Instruções
a: Relacione todas as escolas de samba citadas no texto sobre as baterias.
b: Indique se cada afirmação está de acordo com o texto sobre as baterias, respondendo sim ou não e citando as palavras dele que decidem a questão: (i) O regulamento obriga as baterias a fazer bossas. (ii) No Grupo Especial, as baterias costumam ter de 220 a 300 componentes. (iii) Uma orquestra sinfônica tem cerca de quinhentos músicos.
c: Escreva a continuação do texto sobre as baterias das escolas de samba, começando logo após a última frase.

Texto
Durante muitos anos, várias escolas resistiram a seguir a característica da bateria da Mocidade. Salgueiro, Portela, Mangueira, Beija-Flor batiam “retas”, ou seja, sem bossas até os anos 1980. Com o tempo, as baterias foram se rendendo à tentação de seduzir o público com suas habilidades. Uma das últimas a se render foi a Mangueira. Hoje em dia, embora não seja obrigatório pelo regulamento, uma bateria que não faça bossas, corre risco de ser pior avaliada pelos jurados.

No Grupo Especial, as baterias geralmente têm de 220 a 300 componentes. Quando o tempo do desfile era maior, o Império Serrano já chegou a desfilar com 420!!  Só como termo de comparação, uma orquestra sinfônica tem uma centena de músicos. Então, pra coisa dar certo, precisa mesmo de muito ensaio!

As baterias são divididas, como as orquestras, em naipes, conforme ensina mestre Odilon, um dos mais talentosos e didáticos. Naipe nada mais é do que um grupo de instrumentos e, hoje, a maior parte das escolas adotou a figura de um diretor para cada instrumento. Se uma sinfônica tem naipe de violinos, a bateria tem de tamborins, só para ficar nos exemplos mais típicos.

Mas quais são os instrumentos de uma bateria?

Dados extraídos
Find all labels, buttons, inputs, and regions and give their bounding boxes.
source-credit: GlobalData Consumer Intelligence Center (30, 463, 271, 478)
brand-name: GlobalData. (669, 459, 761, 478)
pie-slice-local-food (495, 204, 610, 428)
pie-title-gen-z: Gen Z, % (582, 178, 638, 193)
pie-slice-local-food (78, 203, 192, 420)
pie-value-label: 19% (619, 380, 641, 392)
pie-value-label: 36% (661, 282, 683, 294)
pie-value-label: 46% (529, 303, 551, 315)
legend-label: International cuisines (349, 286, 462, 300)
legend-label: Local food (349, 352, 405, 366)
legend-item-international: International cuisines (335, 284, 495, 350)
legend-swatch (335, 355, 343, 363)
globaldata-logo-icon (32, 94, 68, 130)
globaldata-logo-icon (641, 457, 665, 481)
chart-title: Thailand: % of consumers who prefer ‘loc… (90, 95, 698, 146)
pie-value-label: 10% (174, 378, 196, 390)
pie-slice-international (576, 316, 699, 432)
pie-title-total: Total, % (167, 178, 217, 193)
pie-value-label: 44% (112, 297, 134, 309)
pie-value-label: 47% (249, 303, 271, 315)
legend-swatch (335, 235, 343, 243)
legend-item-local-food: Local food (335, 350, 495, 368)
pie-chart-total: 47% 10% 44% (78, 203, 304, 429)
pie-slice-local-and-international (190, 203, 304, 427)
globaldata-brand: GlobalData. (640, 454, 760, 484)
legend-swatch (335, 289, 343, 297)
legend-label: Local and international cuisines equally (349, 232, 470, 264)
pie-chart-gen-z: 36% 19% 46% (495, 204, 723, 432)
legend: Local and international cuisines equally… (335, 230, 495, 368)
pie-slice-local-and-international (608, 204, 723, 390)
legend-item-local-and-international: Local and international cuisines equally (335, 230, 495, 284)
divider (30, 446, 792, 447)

Respostas
a: Mocidade, Salgueiro, Portela, Mangueira, Beija-Flor e Império Serrano.

b:
(i) Não: "embora não seja obrigatório pelo regulamento".
(ii) Sim: "No Grupo Especial, as baterias geralmente têm de 220 a 300 componentes".
(iii) Não: "uma orquestra sinfônica tem uma centena de músicos".

c:
  • Marcação: os surdos de 1ª e 2ª, que trocam um no contra-tempo do outro, ditando o ritmo do desfile; há o surdo de 3ª, também chamado de “fofoqueiro” porque conversa com o de 1ª e 2ª.
  • Repique: alguns chamam de 4º surdo, porque ele é tocado com baqueta e a mão; a função dele é mais de solista, pois é o responsável por chamar de volta a bateria sempre que há uma paradinha ou na virada do samba.
  • Sustentação: o que preenche o ritmo e provê “o molho”, o balanço do samba são as caixas, tambores tocados com duas baquetas; algumas escolas usam caixas sobre um dos ombros. As escolas têm batidas específicas para esse naipe; na ala de frente da bateria vêm os chocalhos, que também exercem essa função, embora de execução mais limitada
  • Desenho rítimico: o tamborim é o instrumento que acompanha a melodia do samba e pontua determinadas partes do canto com suas convenções. Outros dois instrumentos que fazem isso são a cuíca e o agogô, este o instrumento de metal que sobrou nas escolas.
  • Extras: alguns instrumentos como atabaques, afoxés, taróis e frigideiras são usados eventualmente, dependendo da escola e do tom que o mestre quer dar em um determinado samba.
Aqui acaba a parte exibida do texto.